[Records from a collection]
<<<<

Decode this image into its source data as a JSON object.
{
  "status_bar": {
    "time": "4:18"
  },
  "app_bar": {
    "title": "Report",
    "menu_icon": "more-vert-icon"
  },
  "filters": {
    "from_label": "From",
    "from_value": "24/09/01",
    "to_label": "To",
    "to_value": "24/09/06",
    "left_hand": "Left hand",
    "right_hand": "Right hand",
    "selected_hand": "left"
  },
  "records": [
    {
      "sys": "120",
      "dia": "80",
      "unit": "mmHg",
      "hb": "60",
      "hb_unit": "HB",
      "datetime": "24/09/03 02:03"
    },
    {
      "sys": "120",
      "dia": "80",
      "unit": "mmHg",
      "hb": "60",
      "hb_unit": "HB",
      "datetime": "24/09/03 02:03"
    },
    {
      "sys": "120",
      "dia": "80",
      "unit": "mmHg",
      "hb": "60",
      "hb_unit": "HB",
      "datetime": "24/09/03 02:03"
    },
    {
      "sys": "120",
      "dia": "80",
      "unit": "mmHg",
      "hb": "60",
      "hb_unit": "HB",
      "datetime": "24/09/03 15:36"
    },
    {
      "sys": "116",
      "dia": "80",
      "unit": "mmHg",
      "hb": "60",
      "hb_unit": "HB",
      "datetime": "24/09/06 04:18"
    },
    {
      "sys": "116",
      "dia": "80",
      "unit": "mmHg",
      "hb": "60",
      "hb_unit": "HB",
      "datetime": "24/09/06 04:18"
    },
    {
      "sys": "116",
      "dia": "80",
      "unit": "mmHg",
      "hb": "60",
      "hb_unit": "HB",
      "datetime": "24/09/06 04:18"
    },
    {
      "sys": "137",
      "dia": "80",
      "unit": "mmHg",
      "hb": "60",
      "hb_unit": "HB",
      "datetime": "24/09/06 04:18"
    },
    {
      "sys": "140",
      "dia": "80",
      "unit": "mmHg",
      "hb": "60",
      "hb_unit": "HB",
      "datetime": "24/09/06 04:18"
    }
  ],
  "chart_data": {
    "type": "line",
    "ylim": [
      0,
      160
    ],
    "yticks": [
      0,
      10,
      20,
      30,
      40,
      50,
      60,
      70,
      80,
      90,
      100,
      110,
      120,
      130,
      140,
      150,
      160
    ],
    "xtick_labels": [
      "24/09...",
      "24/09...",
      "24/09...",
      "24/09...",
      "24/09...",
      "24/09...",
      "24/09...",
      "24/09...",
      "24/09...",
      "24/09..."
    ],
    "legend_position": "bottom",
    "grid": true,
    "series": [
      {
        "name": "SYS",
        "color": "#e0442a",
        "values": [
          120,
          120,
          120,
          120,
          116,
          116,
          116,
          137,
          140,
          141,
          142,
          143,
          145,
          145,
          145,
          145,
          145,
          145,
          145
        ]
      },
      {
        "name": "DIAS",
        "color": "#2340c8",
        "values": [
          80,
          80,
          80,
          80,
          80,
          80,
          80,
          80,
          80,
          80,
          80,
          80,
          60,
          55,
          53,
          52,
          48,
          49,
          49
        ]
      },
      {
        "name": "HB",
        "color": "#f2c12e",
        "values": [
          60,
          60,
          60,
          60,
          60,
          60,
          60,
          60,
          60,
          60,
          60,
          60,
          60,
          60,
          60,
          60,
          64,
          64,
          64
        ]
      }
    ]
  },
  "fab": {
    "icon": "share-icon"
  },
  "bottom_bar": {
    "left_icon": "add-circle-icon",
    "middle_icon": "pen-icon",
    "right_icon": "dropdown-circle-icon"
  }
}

>>>>

| AIM |
Make an exact copy of the listing, including every line.

| SOLUTION TO THIS EXERCISE |
Decode this image into its source data as a JSON object.
{
  "status_bar": {
    "time": "4:18"
  },
  "app_bar": {
    "title": "Report",
    "menu_icon": "more-vert-icon"
  },
  "filters": {
    "from_label": "From",
    "from_value": "24/09/01",
    "to_label": "To",
    "to_value": "24/09/06",
    "left_hand": "Left hand",
    "right_hand": "Right hand",
    "selected_hand": "left"
  },
  "records": [
    {
      "sys": "120",
      "dia": "80",
      "unit": "mmHg",
      "hb": "60",
      "hb_unit": "HB",
      "datetime": "24/09/03 02:03"
    },
    {
      "sys": "120",
      "dia": "80",
      "unit": "mmHg",
      "hb": "60",
      "hb_unit": "HB",
      "datetime": "24/09/03 02:03"
    },
    {
      "sys": "120",
      "dia": "80",
      "unit": "mmHg",
      "hb": "60",
      "hb_unit": "HB",
      "datetime": "24/09/03 02:03"
    },
    {
      "sys": "120",
      "dia": "80",
      "unit": "mmHg",
      "hb": "60",
      "hb_unit": "HB",
      "datetime": "24/09/03 15:36"
    },
    {
      "sys": "116",
      "dia": "80",
      "unit": "mmHg",
      "hb": "60",
      "hb_unit": "HB",
      "datetime": "24/09/06 04:18"
    },
    {
      "sys": "116",
      "dia": "80",
      "unit": "mmHg",
      "hb": "60",
      "hb_unit": "HB",
      "datetime": "24/09/06 04:18"
    },
    {
      "sys": "116",
      "dia": "80",
      "unit": "mmHg",
      "hb": "60",
      "hb_unit": "HB",
      "datetime": "24/09/06 04:18"
    },
    {
      "sys": "137",
      "dia": "80",
      "unit": "mmHg",
      "hb": "60",
      "hb_unit": "HB",
      "datetime": "24/09/06 04:18"
    },
    {
      "sys": "140",
      "dia": "80",
      "unit": "mmHg",
      "hb": "60",
      "hb_unit": "HB",
      "datetime": "24/09/06 04:18"
    }
  ],
  "chart_data": {
    "type": "line",
    "ylim": [
      0,
      160
    ],
    "yticks": [
      0,
      10,
      20,
      30,
      40,
      50,
      60,
      70,
      80,
      90,
      100,
      110,
      120,
      130,
      140,
      150,
      160
    ],
    "xtick_labels": [
      "24/09...",
      "24/09...",
      "24/09...",
      "24/09...",
      "24/09...",
      "24/09...",
      "24/09...",
      "24/09...",
      "24/09...",
      "24/09..."
    ],
    "legend_position": "bottom",
    "grid": true,
    "series": [
      {
        "name": "SYS",
        "color": "#e0442a",
        "values": [
          120,
          120,
          120,
          120,
          116,
          116,
          116,
          137,
          140,
          141,
          142,
          143,
          145,
          145,
          145,
          145,
          145,
          145,
          145
        ]
      },
      {
        "name": "DIAS",
        "color": "#2340c8",
        "values": [
          80,
          80,
          80,
          80,
          80,
          80,
          80,
          80,
          80,
          80,
          80,
          80,
          60,
          55,
          53,
          52,
          48,
          49,
          49
        ]
      },
      {
        "name": "HB",
        "color": "#f2c12e",
        "values": [
          60,
          60,
          60,
          60,
          60,
          60,
          60,
          60,
          60,
          60,
          60,
          60,
          60,
          60,
          60,
          60,
          64,
          64,
          64
        ]
      }
    ]
  },
  "fab": {
    "icon": "share-icon"
  },
  "bottom_bar": {
    "left_icon": "add-circle-icon",
    "middle_icon": "pen-icon",
    "right_icon": "dropdown-circle-icon"
  }
}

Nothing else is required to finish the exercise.